Data excerpts:
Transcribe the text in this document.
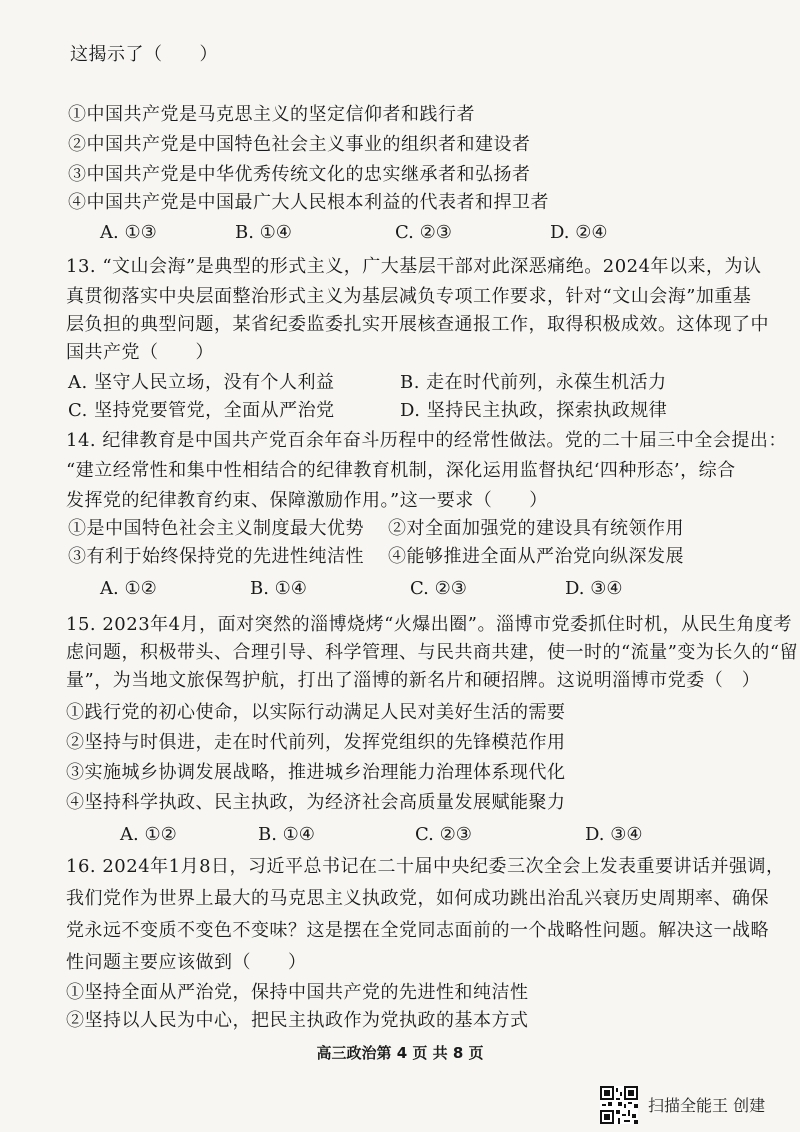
这揭示了（　　）
①中国共产党是马克思主义的坚定信仰者和践行者
②中国共产党是中国特色社会主义事业的组织者和建设者
③中国共产党是中华优秀传统文化的忠实继承者和弘扬者
④中国共产党是中国最广大人民根本利益的代表者和捍卫者
A. ①③	B. ①④	C. ②③	D. ②④
13. “文山会海”是典型的形式主义，广大基层干部对此深恶痛绝。2024年以来，为认
真贯彻落实中央层面整治形式主义为基层减负专项工作要求，针对“文山会海”加重基
层负担的典型问题，某省纪委监委扎实开展核查通报工作，取得积极成效。这体现了中
国共产党（　　）
A. 坚守人民立场，没有个人利益	B. 走在时代前列，永葆生机活力
C. 坚持党要管党，全面从严治党	D. 坚持民主执政，探索执政规律
14. 纪律教育是中国共产党百余年奋斗历程中的经常性做法。党的二十届三中全会提出：
“建立经常性和集中性相结合的纪律教育机制，深化运用监督执纪‘四种形态’，综合
发挥党的纪律教育约束、保障激励作用。”这一要求（　　）
①是中国特色社会主义制度最大优势 ②对全面加强党的建设具有统领作用
③有利于始终保持党的先进性纯洁性 ④能够推进全面从严治党向纵深发展
A. ①②	B. ①④	C. ②③	D. ③④
15. 2023年4月，面对突然的淄博烧烤“火爆出圈”。淄博市党委抓住时机，从民生角度考
虑问题，积极带头、合理引导、科学管理、与民共商共建，使一时的“流量”变为长久的“留
量”，为当地文旅保驾护航，打出了淄博的新名片和硬招牌。这说明淄博市党委（　）
①践行党的初心使命，以实际行动满足人民对美好生活的需要
②坚持与时俱进，走在时代前列，发挥党组织的先锋模范作用
③实施城乡协调发展战略，推进城乡治理能力治理体系现代化
④坚持科学执政、民主执政，为经济社会高质量发展赋能聚力
A. ①②	B. ①④	C. ②③	D. ③④
16. 2024年1月8日，习近平总书记在二十届中央纪委三次全会上发表重要讲话并强调，
我们党作为世界上最大的马克思主义执政党，如何成功跳出治乱兴衰历史周期率、确保
党永远不变质不变色不变味？这是摆在全党同志面前的一个战略性问题。解决这一战略
性问题主要应该做到（　　）
①坚持全面从严治党，保持中国共产党的先进性和纯洁性
②坚持以人民为中心，把民主执政作为党执政的基本方式
高三政治第 4 页 共 8 页
扫描全能王 创建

Set task: Go through the entries and return each line where the word "文山会海" appears.

Response:
13. “文山会海”是典型的形式主义，广大基层干部对此深恶痛绝。2024年以来，为认
真贯彻落实中央层面整治形式主义为基层减负专项工作要求，针对“文山会海”加重基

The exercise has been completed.